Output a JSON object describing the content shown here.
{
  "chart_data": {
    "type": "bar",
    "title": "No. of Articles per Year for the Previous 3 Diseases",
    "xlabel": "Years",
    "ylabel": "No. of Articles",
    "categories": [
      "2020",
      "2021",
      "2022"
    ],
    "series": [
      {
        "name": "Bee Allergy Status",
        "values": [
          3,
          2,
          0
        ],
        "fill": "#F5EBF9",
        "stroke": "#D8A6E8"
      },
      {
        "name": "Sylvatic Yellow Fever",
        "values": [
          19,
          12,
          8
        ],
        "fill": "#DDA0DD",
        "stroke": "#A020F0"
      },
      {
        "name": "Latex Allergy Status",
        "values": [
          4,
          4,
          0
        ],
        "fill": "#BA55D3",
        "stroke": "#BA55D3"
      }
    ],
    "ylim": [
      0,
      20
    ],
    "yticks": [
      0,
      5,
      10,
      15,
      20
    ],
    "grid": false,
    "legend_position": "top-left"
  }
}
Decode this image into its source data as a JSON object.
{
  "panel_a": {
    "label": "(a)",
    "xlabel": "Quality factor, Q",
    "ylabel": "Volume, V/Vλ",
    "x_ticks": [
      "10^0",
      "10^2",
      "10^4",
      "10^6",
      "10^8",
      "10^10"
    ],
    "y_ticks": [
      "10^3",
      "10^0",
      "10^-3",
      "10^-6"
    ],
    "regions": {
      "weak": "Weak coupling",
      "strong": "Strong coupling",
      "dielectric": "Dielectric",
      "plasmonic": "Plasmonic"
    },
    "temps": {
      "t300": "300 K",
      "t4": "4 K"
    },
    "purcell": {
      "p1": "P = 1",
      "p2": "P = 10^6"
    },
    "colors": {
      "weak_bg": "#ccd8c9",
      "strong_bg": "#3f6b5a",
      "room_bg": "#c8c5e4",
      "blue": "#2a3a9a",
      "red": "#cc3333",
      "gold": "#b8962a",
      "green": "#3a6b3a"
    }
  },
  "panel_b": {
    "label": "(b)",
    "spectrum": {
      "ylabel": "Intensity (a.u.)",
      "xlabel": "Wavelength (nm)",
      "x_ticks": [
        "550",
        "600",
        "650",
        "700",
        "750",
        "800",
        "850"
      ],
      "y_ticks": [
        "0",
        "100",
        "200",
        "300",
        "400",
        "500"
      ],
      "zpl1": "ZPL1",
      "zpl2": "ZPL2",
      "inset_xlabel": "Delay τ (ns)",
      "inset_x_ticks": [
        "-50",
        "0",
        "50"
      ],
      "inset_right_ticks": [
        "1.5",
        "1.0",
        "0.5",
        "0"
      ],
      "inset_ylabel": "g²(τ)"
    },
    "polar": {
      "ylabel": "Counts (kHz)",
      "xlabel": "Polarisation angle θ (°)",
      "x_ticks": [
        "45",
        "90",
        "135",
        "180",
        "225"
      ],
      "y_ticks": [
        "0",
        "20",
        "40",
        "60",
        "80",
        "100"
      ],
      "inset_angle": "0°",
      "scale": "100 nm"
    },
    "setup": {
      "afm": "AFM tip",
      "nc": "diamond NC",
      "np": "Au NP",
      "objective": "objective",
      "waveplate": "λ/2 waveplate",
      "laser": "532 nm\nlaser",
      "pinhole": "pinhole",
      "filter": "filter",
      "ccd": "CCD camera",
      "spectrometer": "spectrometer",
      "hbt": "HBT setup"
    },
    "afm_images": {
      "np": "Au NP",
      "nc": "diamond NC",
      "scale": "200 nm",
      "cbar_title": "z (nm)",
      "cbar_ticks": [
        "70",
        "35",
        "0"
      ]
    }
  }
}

# DO THIS
Restate the whole listing exactly, leaving out nothing.

# CORRECT OUTPUT
Output a JSON object describing the content shown here.
{
  "chart_data": {
    "type": "bar",
    "title": "No. of Articles per Year for the Previous 3 Diseases",
    "xlabel": "Years",
    "ylabel": "No. of Articles",
    "categories": [
      "2020",
      "2021",
      "2022"
    ],
    "series": [
      {
        "name": "Bee Allergy Status",
        "values": [
          3,
          2,
          0
        ],
        "fill": "#F5EBF9",
        "stroke": "#D8A6E8"
      },
      {
        "name": "Sylvatic Yellow Fever",
        "values": [
          19,
          12,
          8
        ],
        "fill": "#DDA0DD",
        "stroke": "#A020F0"
      },
      {
        "name": "Latex Allergy Status",
        "values": [
          4,
          4,
          0
        ],
        "fill": "#BA55D3",
        "stroke": "#BA55D3"
      }
    ],
    "ylim": [
      0,
      20
    ],
    "yticks": [
      0,
      5,
      10,
      15,
      20
    ],
    "grid": false,
    "legend_position": "top-left"
  }
}
Decode this image into its source data as a JSON object.
{
  "panel_a": {
    "label": "(a)",
    "xlabel": "Quality factor, Q",
    "ylabel": "Volume, V/Vλ",
    "x_ticks": [
      "10^0",
      "10^2",
      "10^4",
      "10^6",
      "10^8",
      "10^10"
    ],
    "y_ticks": [
      "10^3",
      "10^0",
      "10^-3",
      "10^-6"
    ],
    "regions": {
      "weak": "Weak coupling",
      "strong": "Strong coupling",
      "dielectric": "Dielectric",
      "plasmonic": "Plasmonic"
    },
    "temps": {
      "t300": "300 K",
      "t4": "4 K"
    },
    "purcell": {
      "p1": "P = 1",
      "p2": "P = 10^6"
    },
    "colors": {
      "weak_bg": "#ccd8c9",
      "strong_bg": "#3f6b5a",
      "room_bg": "#c8c5e4",
      "blue": "#2a3a9a",
      "red": "#cc3333",
      "gold": "#b8962a",
      "green": "#3a6b3a"
    }
  },
  "panel_b": {
    "label": "(b)",
    "spectrum": {
      "ylabel": "Intensity (a.u.)",
      "xlabel": "Wavelength (nm)",
      "x_ticks": [
        "550",
        "600",
        "650",
        "700",
        "750",
        "800",
        "850"
      ],
      "y_ticks": [
        "0",
        "100",
        "200",
        "300",
        "400",
        "500"
      ],
      "zpl1": "ZPL1",
      "zpl2": "ZPL2",
      "inset_xlabel": "Delay τ (ns)",
      "inset_x_ticks": [
        "-50",
        "0",
        "50"
      ],
      "inset_right_ticks": [
        "1.5",
        "1.0",
        "0.5",
        "0"
      ],
      "inset_ylabel": "g²(τ)"
    },
    "polar": {
      "ylabel": "Counts (kHz)",
      "xlabel": "Polarisation angle θ (°)",
      "x_ticks": [
        "45",
        "90",
        "135",
        "180",
        "225"
      ],
      "y_ticks": [
        "0",
        "20",
        "40",
        "60",
        "80",
        "100"
      ],
      "inset_angle": "0°",
      "scale": "100 nm"
    },
    "setup": {
      "afm": "AFM tip",
      "nc": "diamond NC",
      "np": "Au NP",
      "objective": "objective",
      "waveplate": "λ/2 waveplate",
      "laser": "532 nm\nlaser",
      "pinhole": "pinhole",
      "filter": "filter",
      "ccd": "CCD camera",
      "spectrometer": "spectrometer",
      "hbt": "HBT setup"
    },
    "afm_images": {
      "np": "Au NP",
      "nc": "diamond NC",
      "scale": "200 nm",
      "cbar_title": "z (nm)",
      "cbar_ticks": [
        "70",
        "35",
        "0"
      ]
    }
  }
}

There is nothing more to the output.